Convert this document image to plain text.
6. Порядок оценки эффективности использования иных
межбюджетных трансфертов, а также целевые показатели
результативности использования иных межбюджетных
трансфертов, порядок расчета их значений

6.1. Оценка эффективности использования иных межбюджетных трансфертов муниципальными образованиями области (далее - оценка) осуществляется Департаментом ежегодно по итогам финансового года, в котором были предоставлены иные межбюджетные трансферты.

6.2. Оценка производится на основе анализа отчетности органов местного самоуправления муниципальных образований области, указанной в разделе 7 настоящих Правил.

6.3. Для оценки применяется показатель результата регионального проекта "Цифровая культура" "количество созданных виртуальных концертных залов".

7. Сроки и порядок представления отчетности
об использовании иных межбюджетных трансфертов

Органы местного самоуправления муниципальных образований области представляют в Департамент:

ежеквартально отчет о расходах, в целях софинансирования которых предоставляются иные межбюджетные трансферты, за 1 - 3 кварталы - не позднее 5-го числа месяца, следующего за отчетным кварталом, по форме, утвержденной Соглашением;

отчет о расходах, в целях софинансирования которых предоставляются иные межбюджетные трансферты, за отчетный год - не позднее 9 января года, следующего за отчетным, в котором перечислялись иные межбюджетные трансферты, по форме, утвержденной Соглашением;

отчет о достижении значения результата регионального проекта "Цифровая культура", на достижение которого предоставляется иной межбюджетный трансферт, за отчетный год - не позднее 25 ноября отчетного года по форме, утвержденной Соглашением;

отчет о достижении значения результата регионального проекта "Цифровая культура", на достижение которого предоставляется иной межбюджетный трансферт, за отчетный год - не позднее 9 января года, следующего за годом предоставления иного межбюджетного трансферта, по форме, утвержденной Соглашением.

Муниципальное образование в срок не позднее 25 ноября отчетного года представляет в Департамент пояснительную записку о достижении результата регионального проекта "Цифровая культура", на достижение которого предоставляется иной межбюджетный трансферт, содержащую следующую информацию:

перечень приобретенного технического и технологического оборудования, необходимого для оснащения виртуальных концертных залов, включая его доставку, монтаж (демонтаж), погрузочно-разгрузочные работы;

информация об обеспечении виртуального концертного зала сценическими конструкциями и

**What you are asked to do**
Reproduce the records in full, exactly as written.

**Correct output**
Convert this document image to plain text.
6. Порядок оценки эффективности использования иных
межбюджетных трансфертов, а также целевые показатели
результативности использования иных межбюджетных
трансфертов, порядок расчета их значений

6.1. Оценка эффективности использования иных межбюджетных трансфертов муниципальными образованиями области (далее - оценка) осуществляется Департаментом ежегодно по итогам финансового года, в котором были предоставлены иные межбюджетные трансферты.

6.2. Оценка производится на основе анализа отчетности органов местного самоуправления муниципальных образований области, указанной в разделе 7 настоящих Правил.

6.3. Для оценки применяется показатель результата регионального проекта "Цифровая культура" "количество созданных виртуальных концертных залов".

7. Сроки и порядок представления отчетности
об использовании иных межбюджетных трансфертов

Органы местного самоуправления муниципальных образований области представляют в Департамент:

ежеквартально отчет о расходах, в целях софинансирования которых предоставляются иные межбюджетные трансферты, за 1 - 3 кварталы - не позднее 5-го числа месяца, следующего за отчетным кварталом, по форме, утвержденной Соглашением;

отчет о расходах, в целях софинансирования которых предоставляются иные межбюджетные трансферты, за отчетный год - не позднее 9 января года, следующего за отчетным, в котором перечислялись иные межбюджетные трансферты, по форме, утвержденной Соглашением;

отчет о достижении значения результата регионального проекта "Цифровая культура", на достижение которого предоставляется иной межбюджетный трансферт, за отчетный год - не позднее 25 ноября отчетного года по форме, утвержденной Соглашением;

отчет о достижении значения результата регионального проекта "Цифровая культура", на достижение которого предоставляется иной межбюджетный трансферт, за отчетный год - не позднее 9 января года, следующего за годом предоставления иного межбюджетного трансферта, по форме, утвержденной Соглашением.

Муниципальное образование в срок не позднее 25 ноября отчетного года представляет в Департамент пояснительную записку о достижении результата регионального проекта "Цифровая культура", на достижение которого предоставляется иной межбюджетный трансферт, содержащую следующую информацию:

перечень приобретенного технического и технологического оборудования, необходимого для оснащения виртуальных концертных залов, включая его доставку, монтаж (демонтаж), погрузочно-разгрузочные работы;

информация об обеспечении виртуального концертного зала сценическими конструкциями и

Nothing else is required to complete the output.